Source:
=======
39. Very recently, yet another Division Bench of the Hon'ble Supreme Court in Commissioner of Police v. Mehar Singh, (2013) 7 SCC 685 had again considered the question of antecedents/character in terms of Delhi Police Rules. In that case, the respondent  Mehar Singh had applied for the post of constable (male). Before that he was an accused in a criminal case registered for offences u/s.323, 341, 427 and 147 of IPC . On accepting the compounding petition in terms of Section 320 of Cr.P.C., the criminal court acquitted him from the charges under Section 323, 341 an 427 of IPC and acquitted him from the charge u/s.147 of IPC for want of evidence. Sri.Mehar Singh had disclosed in his application about the above criminal case that he was acquitted. He was provisionally selected subject to verification of character and antecedents. The Screening Committee in the circumstances did not recommend his case for appointment to the post of constable. Accordingly, his candidature was cancelled. This issue was examined by the Hon'ble Supreme Court. Before this Bench, the reference made in Jainendra Singh vs. State of U.P. And others - 2012 (5) Supreme 215 : 2012 (3) LLN 497 (SC) : 2012 (8) SCC 748 was cited. Irrespective of the said reference, in para 17 the Hon'ble Supreme Court held as follows:-

17. Before we deal with the rival submissions, it is necessary to refer to the judgment of this Court in Jainendra Singh v. State of Uttar Pradesh, (2012) 8 SCC 748. In that case the appellant had applied for the post of constable and was selected for the same. He had suppressed the fact that a criminal case was registered against him. Subsequently the said fact came to light and his appointment was terminated. Thereafter, he was acquitted in the criminal case. The question which fell for consideration of this Court was whether, after a person is appointed to a post in a disciplined force, it comes to light that he had suppressed the fact that he was involved in a criminal case his appointment can be terminated on the ground of suppression of material facts. Noticing conflicting decisions of this Court on this point and also the fact that different yardsticks are being applied in the matter of grant of relief, this Court formulated issues and referred them to a larger bench. Since all the formulated issues are premised on suppression of facts and since in this case there is no suppression of facts it is not necessary for us to defer the judgment of this case till the reference is answered by a larger Bench. Further holding that there was no suppression of facts by Mehar Singh and since the above reference in Jainendra Singh's case cited supra is only in respect of suppression of facts, the Hon'ble Supreme Court went on to examine the question whether the involvement of Mehar Singh in the above criminal case and his acquittal would amount to bad character and bad antecedent.
=======
Exercise:
Continue the court judgment passage on Mehar Singh's cancelled candidature for constable, picking up right after its last sentence.
=======
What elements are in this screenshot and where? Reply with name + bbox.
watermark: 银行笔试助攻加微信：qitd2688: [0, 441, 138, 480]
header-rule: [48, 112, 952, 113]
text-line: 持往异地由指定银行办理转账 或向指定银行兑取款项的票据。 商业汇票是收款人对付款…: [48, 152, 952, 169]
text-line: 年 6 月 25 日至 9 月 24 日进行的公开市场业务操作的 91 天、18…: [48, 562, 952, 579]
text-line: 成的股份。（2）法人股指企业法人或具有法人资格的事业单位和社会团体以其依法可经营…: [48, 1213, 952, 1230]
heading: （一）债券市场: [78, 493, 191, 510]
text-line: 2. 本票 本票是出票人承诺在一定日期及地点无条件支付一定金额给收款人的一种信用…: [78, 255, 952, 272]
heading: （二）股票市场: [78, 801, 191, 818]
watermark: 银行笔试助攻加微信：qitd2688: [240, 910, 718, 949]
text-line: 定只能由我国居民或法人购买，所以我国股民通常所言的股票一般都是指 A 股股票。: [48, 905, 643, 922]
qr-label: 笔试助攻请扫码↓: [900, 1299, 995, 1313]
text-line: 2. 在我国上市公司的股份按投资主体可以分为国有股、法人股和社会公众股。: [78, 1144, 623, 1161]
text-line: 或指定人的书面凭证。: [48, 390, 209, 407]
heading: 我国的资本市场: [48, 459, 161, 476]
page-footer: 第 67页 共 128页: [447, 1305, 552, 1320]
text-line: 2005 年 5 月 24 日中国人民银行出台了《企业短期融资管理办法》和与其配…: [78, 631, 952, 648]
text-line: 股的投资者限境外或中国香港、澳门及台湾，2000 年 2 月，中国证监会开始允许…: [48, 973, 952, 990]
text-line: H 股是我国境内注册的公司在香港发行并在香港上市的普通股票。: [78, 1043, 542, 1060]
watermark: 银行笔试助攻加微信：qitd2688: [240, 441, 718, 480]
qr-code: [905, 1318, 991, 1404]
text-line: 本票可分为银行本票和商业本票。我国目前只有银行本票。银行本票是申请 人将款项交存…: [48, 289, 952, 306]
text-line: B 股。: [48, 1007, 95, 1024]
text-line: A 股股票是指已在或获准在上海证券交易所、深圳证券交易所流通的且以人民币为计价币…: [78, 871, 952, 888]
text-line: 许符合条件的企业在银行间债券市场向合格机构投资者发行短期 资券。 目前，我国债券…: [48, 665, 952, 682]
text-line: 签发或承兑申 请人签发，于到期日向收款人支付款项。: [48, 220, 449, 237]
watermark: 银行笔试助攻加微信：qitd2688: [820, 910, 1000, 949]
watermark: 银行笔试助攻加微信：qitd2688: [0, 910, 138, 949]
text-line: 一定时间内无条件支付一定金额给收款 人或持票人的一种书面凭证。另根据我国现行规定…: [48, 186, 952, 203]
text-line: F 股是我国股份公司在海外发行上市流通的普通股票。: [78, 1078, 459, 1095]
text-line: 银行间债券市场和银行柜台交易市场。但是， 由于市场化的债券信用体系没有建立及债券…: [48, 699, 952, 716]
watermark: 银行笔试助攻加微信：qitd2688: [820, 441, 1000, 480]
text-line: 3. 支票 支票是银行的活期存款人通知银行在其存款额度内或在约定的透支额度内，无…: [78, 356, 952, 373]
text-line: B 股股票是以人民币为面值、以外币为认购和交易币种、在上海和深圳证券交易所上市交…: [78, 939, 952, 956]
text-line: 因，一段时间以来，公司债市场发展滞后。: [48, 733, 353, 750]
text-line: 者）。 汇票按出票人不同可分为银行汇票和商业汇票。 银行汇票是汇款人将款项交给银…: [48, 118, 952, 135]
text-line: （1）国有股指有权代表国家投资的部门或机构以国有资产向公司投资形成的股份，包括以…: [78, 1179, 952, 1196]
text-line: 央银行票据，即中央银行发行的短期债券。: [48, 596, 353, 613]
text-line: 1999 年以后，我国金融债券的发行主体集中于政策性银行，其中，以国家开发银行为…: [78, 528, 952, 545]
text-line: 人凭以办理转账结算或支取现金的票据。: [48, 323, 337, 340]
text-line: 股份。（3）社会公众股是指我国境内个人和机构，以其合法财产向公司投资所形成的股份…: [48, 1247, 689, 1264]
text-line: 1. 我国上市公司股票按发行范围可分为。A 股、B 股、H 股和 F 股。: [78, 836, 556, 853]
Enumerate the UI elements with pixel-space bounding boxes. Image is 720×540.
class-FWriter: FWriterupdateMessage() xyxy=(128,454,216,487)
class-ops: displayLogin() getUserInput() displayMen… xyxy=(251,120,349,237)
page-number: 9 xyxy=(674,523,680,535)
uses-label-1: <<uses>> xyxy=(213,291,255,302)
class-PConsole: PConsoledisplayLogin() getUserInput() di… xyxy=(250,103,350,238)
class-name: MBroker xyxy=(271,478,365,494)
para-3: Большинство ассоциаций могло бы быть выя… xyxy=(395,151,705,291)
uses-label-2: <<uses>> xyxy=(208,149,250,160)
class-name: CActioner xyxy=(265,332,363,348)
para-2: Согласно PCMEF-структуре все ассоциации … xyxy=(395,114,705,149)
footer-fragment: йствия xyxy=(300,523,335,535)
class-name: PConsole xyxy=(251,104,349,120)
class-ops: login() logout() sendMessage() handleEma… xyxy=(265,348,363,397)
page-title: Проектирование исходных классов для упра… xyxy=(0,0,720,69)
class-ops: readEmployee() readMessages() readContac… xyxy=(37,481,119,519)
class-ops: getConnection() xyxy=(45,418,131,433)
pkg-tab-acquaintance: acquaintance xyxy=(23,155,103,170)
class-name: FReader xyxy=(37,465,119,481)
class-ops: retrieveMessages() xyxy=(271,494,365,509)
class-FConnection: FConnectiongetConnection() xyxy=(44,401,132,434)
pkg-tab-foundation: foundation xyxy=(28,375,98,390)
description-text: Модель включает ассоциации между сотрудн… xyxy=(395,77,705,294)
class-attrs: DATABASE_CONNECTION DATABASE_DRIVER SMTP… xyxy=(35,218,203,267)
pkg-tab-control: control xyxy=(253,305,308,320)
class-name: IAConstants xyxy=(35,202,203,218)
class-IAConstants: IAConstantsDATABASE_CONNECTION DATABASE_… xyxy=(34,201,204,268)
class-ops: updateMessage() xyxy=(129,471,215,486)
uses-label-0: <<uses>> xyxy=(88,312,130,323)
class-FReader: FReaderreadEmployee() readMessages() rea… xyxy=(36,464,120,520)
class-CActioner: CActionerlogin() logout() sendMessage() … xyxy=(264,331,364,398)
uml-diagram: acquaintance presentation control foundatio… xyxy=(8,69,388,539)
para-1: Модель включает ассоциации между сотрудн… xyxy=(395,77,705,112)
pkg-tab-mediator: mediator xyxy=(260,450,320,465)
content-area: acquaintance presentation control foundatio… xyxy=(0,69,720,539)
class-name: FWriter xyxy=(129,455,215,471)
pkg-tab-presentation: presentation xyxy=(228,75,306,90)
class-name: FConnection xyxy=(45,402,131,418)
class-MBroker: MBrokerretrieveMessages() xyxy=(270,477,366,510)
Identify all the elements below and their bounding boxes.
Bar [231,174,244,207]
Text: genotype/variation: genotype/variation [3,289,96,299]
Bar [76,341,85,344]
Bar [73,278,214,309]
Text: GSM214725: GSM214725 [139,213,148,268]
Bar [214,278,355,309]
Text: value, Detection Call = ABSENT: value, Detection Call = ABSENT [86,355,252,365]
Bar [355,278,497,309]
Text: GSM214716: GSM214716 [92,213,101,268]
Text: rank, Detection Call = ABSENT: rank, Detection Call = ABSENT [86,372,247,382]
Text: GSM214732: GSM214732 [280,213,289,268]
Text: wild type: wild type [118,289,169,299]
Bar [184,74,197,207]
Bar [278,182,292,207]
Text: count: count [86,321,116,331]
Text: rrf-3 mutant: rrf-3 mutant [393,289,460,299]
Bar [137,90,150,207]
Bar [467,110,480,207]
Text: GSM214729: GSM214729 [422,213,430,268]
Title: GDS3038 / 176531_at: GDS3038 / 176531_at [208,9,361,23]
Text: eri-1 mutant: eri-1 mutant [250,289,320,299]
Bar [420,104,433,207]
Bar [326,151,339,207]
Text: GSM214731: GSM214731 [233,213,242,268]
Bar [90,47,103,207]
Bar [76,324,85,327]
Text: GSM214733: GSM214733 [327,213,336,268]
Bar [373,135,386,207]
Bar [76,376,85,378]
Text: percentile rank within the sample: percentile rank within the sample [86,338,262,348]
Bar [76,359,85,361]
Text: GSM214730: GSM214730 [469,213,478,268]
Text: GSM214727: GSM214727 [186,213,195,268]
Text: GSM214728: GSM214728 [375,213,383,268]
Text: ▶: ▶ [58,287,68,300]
=======
Task answer:
40. After having considered the relevant aspects, the Supreme Court held in para 23 to 26 as follows:-

23. A careful perusal of the policy leads us to conclude that the Screening Committee would be entitled to keep persons involved in grave cases of moral turpitude out of the police force even if they are acquitted or discharged if it feels that the acquittal or discharge is on technical grounds or not honourable. The Screening Committee will be within its rights to cancel the candidature of a candidate if it finds that the acquittal is based on some serious flaw in the conduct of the prosecution case or is the result of material witnesses turning hostile. It is only experienced officers of the Screening Committee who will be able to judge whether the acquitted or discharged candidate is likely to revert to similar activities in future with more strength and vigour, if appointed, to the post in a police force. The Screening Committee will have to consider the nature and extent of such persons involvement in the crime and his propensity of becoming a cause for worsening the law and order situation rather than maintaining it. In our opinion, this policy framed by the Delhi Police does not merit any interference from this Court as its object appears to be to ensure that only persons with impeccable character enter the police force.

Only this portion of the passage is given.